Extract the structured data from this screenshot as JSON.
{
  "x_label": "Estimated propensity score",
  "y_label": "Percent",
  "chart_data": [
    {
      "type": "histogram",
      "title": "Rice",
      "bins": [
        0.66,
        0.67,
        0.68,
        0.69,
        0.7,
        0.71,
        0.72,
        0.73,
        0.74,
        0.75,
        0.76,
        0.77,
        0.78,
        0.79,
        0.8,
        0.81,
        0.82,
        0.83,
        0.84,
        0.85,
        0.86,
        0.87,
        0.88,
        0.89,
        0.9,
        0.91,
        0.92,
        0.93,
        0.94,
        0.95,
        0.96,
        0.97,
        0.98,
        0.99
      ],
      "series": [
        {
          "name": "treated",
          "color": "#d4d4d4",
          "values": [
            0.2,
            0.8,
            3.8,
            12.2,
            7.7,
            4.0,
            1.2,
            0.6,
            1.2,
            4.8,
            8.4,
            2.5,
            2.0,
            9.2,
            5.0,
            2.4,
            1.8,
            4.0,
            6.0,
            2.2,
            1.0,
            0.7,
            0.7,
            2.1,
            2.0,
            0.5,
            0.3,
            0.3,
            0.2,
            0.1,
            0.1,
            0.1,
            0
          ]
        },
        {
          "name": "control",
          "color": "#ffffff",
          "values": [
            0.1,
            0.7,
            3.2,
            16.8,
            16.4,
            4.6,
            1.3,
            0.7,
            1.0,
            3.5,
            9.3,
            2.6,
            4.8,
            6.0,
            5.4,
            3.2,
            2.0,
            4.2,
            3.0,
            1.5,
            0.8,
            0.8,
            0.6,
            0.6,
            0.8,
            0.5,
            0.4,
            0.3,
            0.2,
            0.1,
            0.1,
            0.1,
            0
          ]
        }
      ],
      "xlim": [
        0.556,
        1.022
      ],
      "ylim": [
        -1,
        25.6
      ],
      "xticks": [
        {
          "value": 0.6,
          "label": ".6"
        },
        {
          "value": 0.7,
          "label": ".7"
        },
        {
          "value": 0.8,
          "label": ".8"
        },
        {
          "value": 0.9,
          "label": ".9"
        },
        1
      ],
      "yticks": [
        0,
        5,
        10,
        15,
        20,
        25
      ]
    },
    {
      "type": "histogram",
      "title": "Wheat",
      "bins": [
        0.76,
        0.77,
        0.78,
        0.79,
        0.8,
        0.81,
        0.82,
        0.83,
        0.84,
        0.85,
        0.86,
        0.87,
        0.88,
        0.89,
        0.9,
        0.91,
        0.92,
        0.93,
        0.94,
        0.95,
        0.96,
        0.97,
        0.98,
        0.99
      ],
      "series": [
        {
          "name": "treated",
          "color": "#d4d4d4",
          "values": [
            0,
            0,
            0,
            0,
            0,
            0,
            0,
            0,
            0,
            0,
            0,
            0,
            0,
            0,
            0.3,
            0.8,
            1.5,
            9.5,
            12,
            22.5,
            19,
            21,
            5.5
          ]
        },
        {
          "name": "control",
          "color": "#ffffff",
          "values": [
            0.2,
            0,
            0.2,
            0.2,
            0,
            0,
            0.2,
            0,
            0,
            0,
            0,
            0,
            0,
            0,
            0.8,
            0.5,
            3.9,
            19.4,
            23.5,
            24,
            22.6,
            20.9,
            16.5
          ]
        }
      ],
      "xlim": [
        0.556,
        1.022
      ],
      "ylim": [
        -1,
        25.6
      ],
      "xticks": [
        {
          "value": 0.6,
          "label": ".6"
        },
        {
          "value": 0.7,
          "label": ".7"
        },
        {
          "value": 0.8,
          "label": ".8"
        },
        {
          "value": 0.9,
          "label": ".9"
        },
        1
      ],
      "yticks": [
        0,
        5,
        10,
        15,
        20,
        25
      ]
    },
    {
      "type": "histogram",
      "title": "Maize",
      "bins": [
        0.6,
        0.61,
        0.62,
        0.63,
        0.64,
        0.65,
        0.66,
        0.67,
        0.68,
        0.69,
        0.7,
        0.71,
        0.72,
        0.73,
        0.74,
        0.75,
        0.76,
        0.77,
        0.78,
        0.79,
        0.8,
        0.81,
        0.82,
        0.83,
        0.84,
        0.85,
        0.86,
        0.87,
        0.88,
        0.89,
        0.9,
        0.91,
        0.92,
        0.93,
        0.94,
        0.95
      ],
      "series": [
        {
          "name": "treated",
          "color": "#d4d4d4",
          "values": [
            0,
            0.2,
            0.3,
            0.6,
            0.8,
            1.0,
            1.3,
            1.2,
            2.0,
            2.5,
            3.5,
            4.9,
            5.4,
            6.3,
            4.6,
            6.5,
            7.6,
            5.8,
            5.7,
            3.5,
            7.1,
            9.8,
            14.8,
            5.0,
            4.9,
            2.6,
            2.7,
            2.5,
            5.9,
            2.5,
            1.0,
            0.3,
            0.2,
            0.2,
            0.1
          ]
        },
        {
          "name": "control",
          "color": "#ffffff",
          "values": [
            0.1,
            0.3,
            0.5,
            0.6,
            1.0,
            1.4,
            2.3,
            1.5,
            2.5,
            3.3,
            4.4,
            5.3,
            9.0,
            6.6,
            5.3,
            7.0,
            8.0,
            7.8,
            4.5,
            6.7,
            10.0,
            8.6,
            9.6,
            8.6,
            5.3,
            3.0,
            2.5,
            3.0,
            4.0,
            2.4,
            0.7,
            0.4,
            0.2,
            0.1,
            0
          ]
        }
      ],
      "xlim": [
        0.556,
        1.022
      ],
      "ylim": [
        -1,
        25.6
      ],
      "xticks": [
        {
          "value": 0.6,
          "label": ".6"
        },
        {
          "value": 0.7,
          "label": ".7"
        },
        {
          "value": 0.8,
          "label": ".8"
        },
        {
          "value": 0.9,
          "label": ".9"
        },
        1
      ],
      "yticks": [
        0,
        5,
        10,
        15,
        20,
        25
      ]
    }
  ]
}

──────

Short problem |
Output all of the material, please, exactly as it stands.

The output |
Extract the structured data from this screenshot as JSON.
{
  "x_label": "Estimated propensity score",
  "y_label": "Percent",
  "chart_data": [
    {
      "type": "histogram",
      "title": "Rice",
      "bins": [
        0.66,
        0.67,
        0.68,
        0.69,
        0.7,
        0.71,
        0.72,
        0.73,
        0.74,
        0.75,
        0.76,
        0.77,
        0.78,
        0.79,
        0.8,
        0.81,
        0.82,
        0.83,
        0.84,
        0.85,
        0.86,
        0.87,
        0.88,
        0.89,
        0.9,
        0.91,
        0.92,
        0.93,
        0.94,
        0.95,
        0.96,
        0.97,
        0.98,
        0.99
      ],
      "series": [
        {
          "name": "treated",
          "color": "#d4d4d4",
          "values": [
            0.2,
            0.8,
            3.8,
            12.2,
            7.7,
            4.0,
            1.2,
            0.6,
            1.2,
            4.8,
            8.4,
            2.5,
            2.0,
            9.2,
            5.0,
            2.4,
            1.8,
            4.0,
            6.0,
            2.2,
            1.0,
            0.7,
            0.7,
            2.1,
            2.0,
            0.5,
            0.3,
            0.3,
            0.2,
            0.1,
            0.1,
            0.1,
            0
          ]
        },
        {
          "name": "control",
          "color": "#ffffff",
          "values": [
            0.1,
            0.7,
            3.2,
            16.8,
            16.4,
            4.6,
            1.3,
            0.7,
            1.0,
            3.5,
            9.3,
            2.6,
            4.8,
            6.0,
            5.4,
            3.2,
            2.0,
            4.2,
            3.0,
            1.5,
            0.8,
            0.8,
            0.6,
            0.6,
            0.8,
            0.5,
            0.4,
            0.3,
            0.2,
            0.1,
            0.1,
            0.1,
            0
          ]
        }
      ],
      "xlim": [
        0.556,
        1.022
      ],
      "ylim": [
        -1,
        25.6
      ],
      "xticks": [
        {
          "value": 0.6,
          "label": ".6"
        },
        {
          "value": 0.7,
          "label": ".7"
        },
        {
          "value": 0.8,
          "label": ".8"
        },
        {
          "value": 0.9,
          "label": ".9"
        },
        1
      ],
      "yticks": [
        0,
        5,
        10,
        15,
        20,
        25
      ]
    },
    {
      "type": "histogram",
      "title": "Wheat",
      "bins": [
        0.76,
        0.77,
        0.78,
        0.79,
        0.8,
        0.81,
        0.82,
        0.83,
        0.84,
        0.85,
        0.86,
        0.87,
        0.88,
        0.89,
        0.9,
        0.91,
        0.92,
        0.93,
        0.94,
        0.95,
        0.96,
        0.97,
        0.98,
        0.99
      ],
      "series": [
        {
          "name": "treated",
          "color": "#d4d4d4",
          "values": [
            0,
            0,
            0,
            0,
            0,
            0,
            0,
            0,
            0,
            0,
            0,
            0,
            0,
            0,
            0.3,
            0.8,
            1.5,
            9.5,
            12,
            22.5,
            19,
            21,
            5.5
          ]
        },
        {
          "name": "control",
          "color": "#ffffff",
          "values": [
            0.2,
            0,
            0.2,
            0.2,
            0,
            0,
            0.2,
            0,
            0,
            0,
            0,
            0,
            0,
            0,
            0.8,
            0.5,
            3.9,
            19.4,
            23.5,
            24,
            22.6,
            20.9,
            16.5
          ]
        }
      ],
      "xlim": [
        0.556,
        1.022
      ],
      "ylim": [
        -1,
        25.6
      ],
      "xticks": [
        {
          "value": 0.6,
          "label": ".6"
        },
        {
          "value": 0.7,
          "label": ".7"
        },
        {
          "value": 0.8,
          "label": ".8"
        },
        {
          "value": 0.9,
          "label": ".9"
        },
        1
      ],
      "yticks": [
        0,
        5,
        10,
        15,
        20,
        25
      ]
    },
    {
      "type": "histogram",
      "title": "Maize",
      "bins": [
        0.6,
        0.61,
        0.62,
        0.63,
        0.64,
        0.65,
        0.66,
        0.67,
        0.68,
        0.69,
        0.7,
        0.71,
        0.72,
        0.73,
        0.74,
        0.75,
        0.76,
        0.77,
        0.78,
        0.79,
        0.8,
        0.81,
        0.82,
        0.83,
        0.84,
        0.85,
        0.86,
        0.87,
        0.88,
        0.89,
        0.9,
        0.91,
        0.92,
        0.93,
        0.94,
        0.95
      ],
      "series": [
        {
          "name": "treated",
          "color": "#d4d4d4",
          "values": [
            0,
            0.2,
            0.3,
            0.6,
            0.8,
            1.0,
            1.3,
            1.2,
            2.0,
            2.5,
            3.5,
            4.9,
            5.4,
            6.3,
            4.6,
            6.5,
            7.6,
            5.8,
            5.7,
            3.5,
            7.1,
            9.8,
            14.8,
            5.0,
            4.9,
            2.6,
            2.7,
            2.5,
            5.9,
            2.5,
            1.0,
            0.3,
            0.2,
            0.2,
            0.1
          ]
        },
        {
          "name": "control",
          "color": "#ffffff",
          "values": [
            0.1,
            0.3,
            0.5,
            0.6,
            1.0,
            1.4,
            2.3,
            1.5,
            2.5,
            3.3,
            4.4,
            5.3,
            9.0,
            6.6,
            5.3,
            7.0,
            8.0,
            7.8,
            4.5,
            6.7,
            10.0,
            8.6,
            9.6,
            8.6,
            5.3,
            3.0,
            2.5,
            3.0,
            4.0,
            2.4,
            0.7,
            0.4,
            0.2,
            0.1,
            0
          ]
        }
      ],
      "xlim": [
        0.556,
        1.022
      ],
      "ylim": [
        -1,
        25.6
      ],
      "xticks": [
        {
          "value": 0.6,
          "label": ".6"
        },
        {
          "value": 0.7,
          "label": ".7"
        },
        {
          "value": 0.8,
          "label": ".8"
        },
        {
          "value": 0.9,
          "label": ".9"
        },
        1
      ],
      "yticks": [
        0,
        5,
        10,
        15,
        20,
        25
      ]
    }
  ]
}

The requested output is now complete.